To do
Search the records for "xlabel" and copy each line that holds it.

Stored entries
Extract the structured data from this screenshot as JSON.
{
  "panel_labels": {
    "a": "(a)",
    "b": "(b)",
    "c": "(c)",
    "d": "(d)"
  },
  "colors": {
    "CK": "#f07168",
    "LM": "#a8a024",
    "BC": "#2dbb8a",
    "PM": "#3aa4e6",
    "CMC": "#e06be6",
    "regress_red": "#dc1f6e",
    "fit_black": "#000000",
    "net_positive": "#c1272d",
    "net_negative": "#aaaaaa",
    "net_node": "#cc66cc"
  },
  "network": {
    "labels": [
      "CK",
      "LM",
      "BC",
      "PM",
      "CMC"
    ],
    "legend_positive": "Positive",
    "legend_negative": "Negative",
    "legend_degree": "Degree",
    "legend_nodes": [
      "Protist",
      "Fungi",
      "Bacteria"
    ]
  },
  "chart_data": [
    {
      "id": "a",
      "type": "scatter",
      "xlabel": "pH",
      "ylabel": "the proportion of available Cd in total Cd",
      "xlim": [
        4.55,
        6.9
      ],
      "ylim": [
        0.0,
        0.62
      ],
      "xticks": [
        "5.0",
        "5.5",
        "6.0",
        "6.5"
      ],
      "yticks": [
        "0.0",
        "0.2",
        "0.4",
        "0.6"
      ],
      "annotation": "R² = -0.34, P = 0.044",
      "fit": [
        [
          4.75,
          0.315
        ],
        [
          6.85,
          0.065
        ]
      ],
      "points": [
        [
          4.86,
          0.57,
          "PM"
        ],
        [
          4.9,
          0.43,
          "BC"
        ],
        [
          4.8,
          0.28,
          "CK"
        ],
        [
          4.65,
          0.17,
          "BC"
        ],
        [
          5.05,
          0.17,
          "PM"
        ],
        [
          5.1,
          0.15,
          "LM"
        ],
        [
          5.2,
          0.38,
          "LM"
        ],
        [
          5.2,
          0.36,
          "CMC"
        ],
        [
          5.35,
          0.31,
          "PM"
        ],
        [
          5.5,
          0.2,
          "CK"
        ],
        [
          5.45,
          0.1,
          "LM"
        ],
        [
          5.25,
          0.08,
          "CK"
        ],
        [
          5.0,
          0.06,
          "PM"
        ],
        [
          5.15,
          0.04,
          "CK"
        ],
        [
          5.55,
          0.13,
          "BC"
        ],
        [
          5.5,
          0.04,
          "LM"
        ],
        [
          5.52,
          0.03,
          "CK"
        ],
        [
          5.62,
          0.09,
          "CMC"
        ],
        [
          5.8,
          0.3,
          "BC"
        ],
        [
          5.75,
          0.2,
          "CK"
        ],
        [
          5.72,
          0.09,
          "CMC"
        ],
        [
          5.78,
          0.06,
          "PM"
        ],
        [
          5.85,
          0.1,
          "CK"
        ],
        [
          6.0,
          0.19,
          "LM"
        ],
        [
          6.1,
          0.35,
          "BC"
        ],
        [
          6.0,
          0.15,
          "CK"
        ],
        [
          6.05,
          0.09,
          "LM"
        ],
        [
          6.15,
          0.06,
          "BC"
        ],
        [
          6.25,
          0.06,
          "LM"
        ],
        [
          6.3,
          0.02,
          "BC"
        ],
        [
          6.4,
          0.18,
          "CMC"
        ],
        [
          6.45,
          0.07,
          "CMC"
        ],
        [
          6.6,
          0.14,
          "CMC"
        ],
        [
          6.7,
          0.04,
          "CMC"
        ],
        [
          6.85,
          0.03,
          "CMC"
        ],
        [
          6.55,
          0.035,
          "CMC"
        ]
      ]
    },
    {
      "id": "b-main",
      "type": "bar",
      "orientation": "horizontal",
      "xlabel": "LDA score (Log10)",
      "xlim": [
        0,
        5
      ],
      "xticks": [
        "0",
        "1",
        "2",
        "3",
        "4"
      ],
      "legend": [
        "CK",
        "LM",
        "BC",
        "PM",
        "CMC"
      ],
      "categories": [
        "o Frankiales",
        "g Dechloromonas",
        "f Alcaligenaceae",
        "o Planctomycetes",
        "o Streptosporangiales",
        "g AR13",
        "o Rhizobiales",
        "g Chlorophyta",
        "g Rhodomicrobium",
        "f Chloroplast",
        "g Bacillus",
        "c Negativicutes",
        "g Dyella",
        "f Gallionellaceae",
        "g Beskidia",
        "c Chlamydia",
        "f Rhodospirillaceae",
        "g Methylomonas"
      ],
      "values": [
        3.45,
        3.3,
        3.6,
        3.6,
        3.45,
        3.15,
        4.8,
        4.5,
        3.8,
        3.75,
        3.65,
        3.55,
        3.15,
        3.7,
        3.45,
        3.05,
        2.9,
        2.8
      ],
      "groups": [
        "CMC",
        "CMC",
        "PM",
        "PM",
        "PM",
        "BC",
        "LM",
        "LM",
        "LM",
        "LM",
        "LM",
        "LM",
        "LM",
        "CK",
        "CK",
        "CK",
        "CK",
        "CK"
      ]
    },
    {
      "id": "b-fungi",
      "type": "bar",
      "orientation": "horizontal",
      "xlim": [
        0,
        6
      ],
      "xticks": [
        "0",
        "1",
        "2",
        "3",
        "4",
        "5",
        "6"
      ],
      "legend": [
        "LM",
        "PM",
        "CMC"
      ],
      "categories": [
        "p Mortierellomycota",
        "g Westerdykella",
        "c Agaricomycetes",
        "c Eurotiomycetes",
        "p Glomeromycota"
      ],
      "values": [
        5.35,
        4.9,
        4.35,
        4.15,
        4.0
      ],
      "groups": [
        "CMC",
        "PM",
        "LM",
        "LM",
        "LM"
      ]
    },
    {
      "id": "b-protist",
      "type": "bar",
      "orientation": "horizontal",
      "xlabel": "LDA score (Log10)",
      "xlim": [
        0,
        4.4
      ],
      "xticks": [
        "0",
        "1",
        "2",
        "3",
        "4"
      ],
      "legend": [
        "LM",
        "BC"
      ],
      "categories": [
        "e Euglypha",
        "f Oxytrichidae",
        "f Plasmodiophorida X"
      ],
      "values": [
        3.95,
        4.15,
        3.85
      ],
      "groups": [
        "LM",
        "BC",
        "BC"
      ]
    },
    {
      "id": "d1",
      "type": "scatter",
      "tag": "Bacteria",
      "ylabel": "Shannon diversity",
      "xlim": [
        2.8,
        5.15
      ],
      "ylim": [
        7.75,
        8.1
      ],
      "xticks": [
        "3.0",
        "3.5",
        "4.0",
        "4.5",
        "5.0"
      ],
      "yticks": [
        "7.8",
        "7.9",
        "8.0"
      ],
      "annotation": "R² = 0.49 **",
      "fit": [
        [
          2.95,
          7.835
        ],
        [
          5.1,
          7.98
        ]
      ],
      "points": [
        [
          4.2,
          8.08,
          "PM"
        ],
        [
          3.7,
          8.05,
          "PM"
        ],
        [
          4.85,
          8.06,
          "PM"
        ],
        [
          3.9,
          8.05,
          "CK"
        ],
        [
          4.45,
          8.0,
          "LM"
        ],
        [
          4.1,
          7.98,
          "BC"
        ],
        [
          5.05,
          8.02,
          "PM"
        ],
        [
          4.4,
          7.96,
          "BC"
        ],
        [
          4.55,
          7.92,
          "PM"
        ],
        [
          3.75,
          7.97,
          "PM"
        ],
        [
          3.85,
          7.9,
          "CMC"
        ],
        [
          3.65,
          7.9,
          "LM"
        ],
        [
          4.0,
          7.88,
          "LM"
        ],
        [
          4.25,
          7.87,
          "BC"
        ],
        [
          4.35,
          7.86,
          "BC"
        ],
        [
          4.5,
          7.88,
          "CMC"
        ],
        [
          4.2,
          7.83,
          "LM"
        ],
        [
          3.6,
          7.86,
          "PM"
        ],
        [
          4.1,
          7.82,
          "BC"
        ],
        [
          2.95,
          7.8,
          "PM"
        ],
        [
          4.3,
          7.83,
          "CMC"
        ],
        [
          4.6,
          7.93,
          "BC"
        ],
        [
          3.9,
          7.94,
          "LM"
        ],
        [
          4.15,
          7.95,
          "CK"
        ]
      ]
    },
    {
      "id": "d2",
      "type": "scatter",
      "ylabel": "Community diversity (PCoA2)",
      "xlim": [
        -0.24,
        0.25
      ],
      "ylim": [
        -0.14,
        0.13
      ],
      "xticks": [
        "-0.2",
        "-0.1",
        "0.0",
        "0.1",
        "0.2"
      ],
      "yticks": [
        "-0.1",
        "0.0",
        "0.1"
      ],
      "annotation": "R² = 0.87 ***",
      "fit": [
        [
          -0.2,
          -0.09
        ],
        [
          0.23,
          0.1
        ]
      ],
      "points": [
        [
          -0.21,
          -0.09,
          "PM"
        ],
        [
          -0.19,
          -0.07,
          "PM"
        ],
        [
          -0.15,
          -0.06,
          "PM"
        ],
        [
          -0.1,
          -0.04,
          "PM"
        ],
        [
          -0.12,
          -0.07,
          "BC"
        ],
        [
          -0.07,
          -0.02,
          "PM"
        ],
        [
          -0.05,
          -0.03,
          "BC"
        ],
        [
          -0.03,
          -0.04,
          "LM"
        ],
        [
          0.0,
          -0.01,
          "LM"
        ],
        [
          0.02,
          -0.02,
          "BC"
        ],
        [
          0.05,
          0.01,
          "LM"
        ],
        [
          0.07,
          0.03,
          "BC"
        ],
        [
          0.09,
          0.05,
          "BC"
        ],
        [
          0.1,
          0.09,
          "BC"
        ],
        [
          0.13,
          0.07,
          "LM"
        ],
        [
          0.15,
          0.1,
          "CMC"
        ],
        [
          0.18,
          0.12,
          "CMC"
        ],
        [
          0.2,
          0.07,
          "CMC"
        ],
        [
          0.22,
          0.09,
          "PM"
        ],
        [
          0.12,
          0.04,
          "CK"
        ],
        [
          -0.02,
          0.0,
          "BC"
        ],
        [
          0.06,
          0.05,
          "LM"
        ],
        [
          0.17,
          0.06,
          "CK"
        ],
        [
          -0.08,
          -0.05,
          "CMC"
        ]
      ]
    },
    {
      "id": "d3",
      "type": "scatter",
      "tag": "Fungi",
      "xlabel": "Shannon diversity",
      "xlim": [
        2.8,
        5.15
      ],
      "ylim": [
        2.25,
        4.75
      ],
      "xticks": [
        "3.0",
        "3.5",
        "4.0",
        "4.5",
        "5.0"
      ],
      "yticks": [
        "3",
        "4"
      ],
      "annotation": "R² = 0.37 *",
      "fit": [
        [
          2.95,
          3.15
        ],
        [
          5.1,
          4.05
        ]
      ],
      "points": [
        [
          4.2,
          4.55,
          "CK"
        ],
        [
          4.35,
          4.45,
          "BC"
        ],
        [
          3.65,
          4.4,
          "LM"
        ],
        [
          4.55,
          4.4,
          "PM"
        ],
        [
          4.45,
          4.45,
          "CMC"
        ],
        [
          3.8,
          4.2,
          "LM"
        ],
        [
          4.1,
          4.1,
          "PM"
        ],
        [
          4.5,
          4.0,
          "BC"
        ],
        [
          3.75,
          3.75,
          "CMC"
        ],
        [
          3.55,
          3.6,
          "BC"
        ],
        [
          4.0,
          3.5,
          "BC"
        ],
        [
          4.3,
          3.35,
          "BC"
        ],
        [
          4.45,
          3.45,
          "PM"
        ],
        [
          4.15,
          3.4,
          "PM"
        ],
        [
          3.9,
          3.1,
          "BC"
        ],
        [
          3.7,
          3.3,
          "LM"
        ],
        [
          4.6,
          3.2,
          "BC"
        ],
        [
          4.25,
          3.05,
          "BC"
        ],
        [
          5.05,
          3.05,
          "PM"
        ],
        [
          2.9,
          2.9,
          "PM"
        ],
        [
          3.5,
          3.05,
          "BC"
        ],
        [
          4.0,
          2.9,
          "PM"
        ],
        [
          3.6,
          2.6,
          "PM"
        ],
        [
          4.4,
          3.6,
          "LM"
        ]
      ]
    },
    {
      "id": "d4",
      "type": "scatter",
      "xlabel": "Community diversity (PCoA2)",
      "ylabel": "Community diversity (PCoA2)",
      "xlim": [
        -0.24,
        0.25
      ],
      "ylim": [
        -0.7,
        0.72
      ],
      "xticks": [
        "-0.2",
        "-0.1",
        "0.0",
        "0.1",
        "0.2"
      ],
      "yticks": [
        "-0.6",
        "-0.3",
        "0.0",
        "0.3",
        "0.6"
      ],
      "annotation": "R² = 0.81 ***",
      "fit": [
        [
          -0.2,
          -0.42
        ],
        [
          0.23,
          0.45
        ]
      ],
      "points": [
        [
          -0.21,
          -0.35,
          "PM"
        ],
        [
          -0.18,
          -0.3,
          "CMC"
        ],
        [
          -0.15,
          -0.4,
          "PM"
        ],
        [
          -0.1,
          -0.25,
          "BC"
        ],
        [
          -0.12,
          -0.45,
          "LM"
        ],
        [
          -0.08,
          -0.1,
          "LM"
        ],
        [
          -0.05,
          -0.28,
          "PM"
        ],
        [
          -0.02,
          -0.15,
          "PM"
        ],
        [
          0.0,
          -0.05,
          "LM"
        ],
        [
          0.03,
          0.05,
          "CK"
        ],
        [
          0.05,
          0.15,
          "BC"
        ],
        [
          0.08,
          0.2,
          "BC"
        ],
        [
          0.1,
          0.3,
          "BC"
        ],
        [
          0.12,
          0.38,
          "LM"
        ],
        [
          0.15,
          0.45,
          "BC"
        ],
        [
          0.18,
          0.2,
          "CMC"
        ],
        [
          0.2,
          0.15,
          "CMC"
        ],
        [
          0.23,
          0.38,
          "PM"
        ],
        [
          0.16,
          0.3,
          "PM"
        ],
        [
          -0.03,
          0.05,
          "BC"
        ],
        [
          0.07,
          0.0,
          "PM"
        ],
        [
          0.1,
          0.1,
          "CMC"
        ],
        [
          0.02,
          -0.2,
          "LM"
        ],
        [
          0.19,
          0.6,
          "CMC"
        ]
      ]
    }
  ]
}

Solution below
      "xlabel": "pH",
      "xlabel": "LDA score (Log10)",
      "xlabel": "LDA score (Log10)",
      "xlabel": "Shannon diversity",
      "xlabel": "Community diversity (PCoA2)",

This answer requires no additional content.